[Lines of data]
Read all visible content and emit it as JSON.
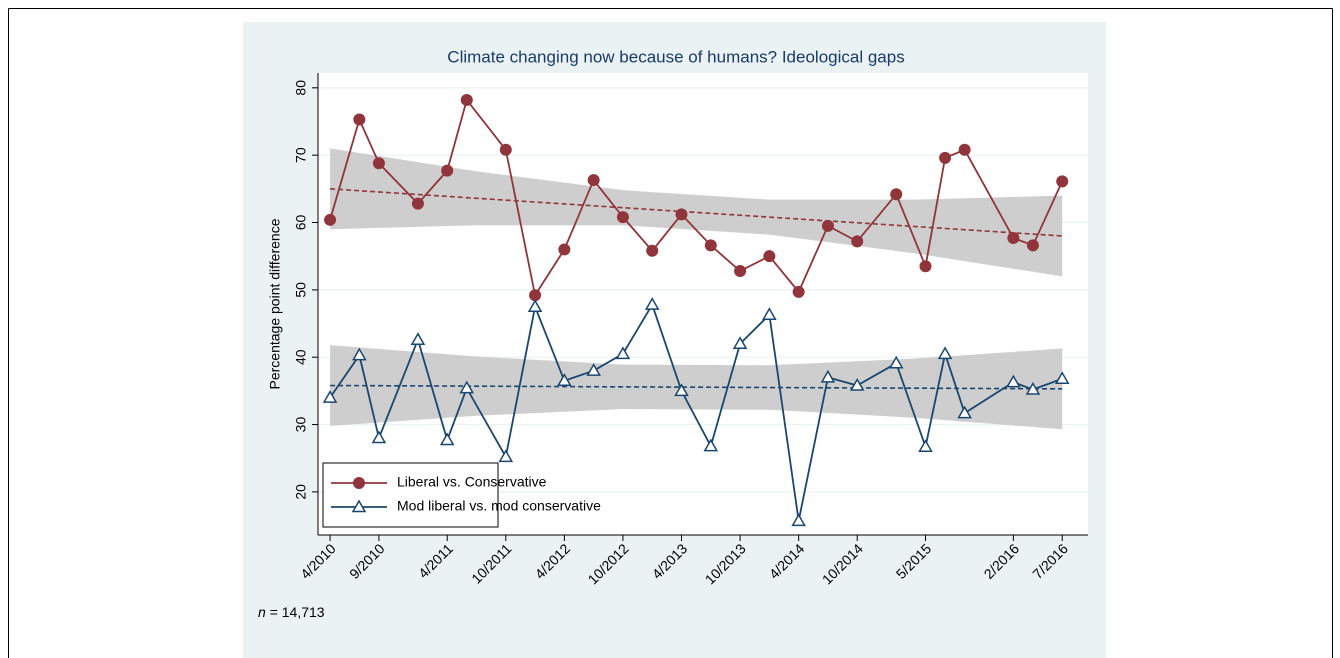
{
  "chart_data": {
    "type": "line",
    "title": "Climate changing now because of humans?  Ideological gaps",
    "y_label": "Percentage point difference",
    "annotation": {
      "variable": "n",
      "text": "= 14,713"
    },
    "x": [
      2010.25,
      2010.5,
      2010.667,
      2011.0,
      2011.25,
      2011.417,
      2011.75,
      2012.0,
      2012.25,
      2012.5,
      2012.75,
      2013.0,
      2013.25,
      2013.5,
      2013.75,
      2014.0,
      2014.25,
      2014.5,
      2014.75,
      2015.083,
      2015.333,
      2015.5,
      2015.667,
      2016.083,
      2016.25,
      2016.5
    ],
    "series": [
      {
        "name": "Liberal vs. Conservative",
        "color": "#90353b",
        "marker": "circle",
        "values": [
          60.4,
          75.3,
          68.8,
          62.8,
          67.7,
          78.2,
          70.8,
          49.2,
          56,
          66.3,
          60.8,
          55.8,
          61.2,
          56.6,
          52.8,
          55,
          49.7,
          59.5,
          57.2,
          64.2,
          53.5,
          69.6,
          70.8,
          57.7,
          56.6,
          66.1
        ],
        "fit": {
          "x": [
            2010.25,
            2011.5,
            2012.75,
            2014,
            2015.25,
            2016.5
          ],
          "values": [
            65,
            63.6,
            62.2,
            60.8,
            59.4,
            58
          ],
          "lower": [
            59,
            59.6,
            59.6,
            58.2,
            55.4,
            52
          ],
          "upper": [
            71,
            67.6,
            64.8,
            63.4,
            63.4,
            64
          ]
        }
      },
      {
        "name": "Mod liberal vs. mod conservative",
        "color": "#1a476f",
        "marker": "triangle",
        "values": [
          34,
          40.3,
          28,
          42.6,
          27.7,
          35.4,
          25.2,
          47.5,
          36.5,
          38,
          40.5,
          47.8,
          35,
          26.8,
          42,
          46.3,
          15.7,
          37,
          35.8,
          39.1,
          26.7,
          40.5,
          31.7,
          36.3,
          35.2,
          36.8
        ],
        "fit": {
          "x": [
            2010.25,
            2011.5,
            2012.75,
            2014,
            2015.25,
            2016.5
          ],
          "values": [
            35.8,
            35.7,
            35.6,
            35.5,
            35.4,
            35.3
          ],
          "lower": [
            29.8,
            31.3,
            32.3,
            32.2,
            31,
            29.3
          ],
          "upper": [
            41.8,
            40.1,
            38.9,
            38.8,
            39.8,
            41.3
          ]
        }
      }
    ],
    "band_color": "#c6c6c6",
    "xlim": [
      2010.147,
      2016.72
    ],
    "xticks": [
      {
        "value": 2010.25,
        "label": "4/2010"
      },
      {
        "value": 2010.667,
        "label": "9/2010"
      },
      {
        "value": 2011.25,
        "label": "4/2011"
      },
      {
        "value": 2011.75,
        "label": "10/2011"
      },
      {
        "value": 2012.25,
        "label": "4/2012"
      },
      {
        "value": 2012.75,
        "label": "10/2012"
      },
      {
        "value": 2013.25,
        "label": "4/2013"
      },
      {
        "value": 2013.75,
        "label": "10/2013"
      },
      {
        "value": 2014.25,
        "label": "4/2014"
      },
      {
        "value": 2014.75,
        "label": "10/2014"
      },
      {
        "value": 2015.333,
        "label": "5/2015"
      },
      {
        "value": 2016.083,
        "label": "2/2016"
      },
      {
        "value": 2016.5,
        "label": "7/2016"
      }
    ],
    "ylim": [
      13.6,
      82.2
    ],
    "yticks": [
      20,
      30,
      40,
      50,
      60,
      70,
      80
    ],
    "grid": true,
    "legend": "lower left"
  }
}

**Exercise goal:** Copy each line of the data above that holds "name".

**Full response:**
        "name": "Liberal vs. Conservative",
        "name": "Mod liberal vs. mod conservative",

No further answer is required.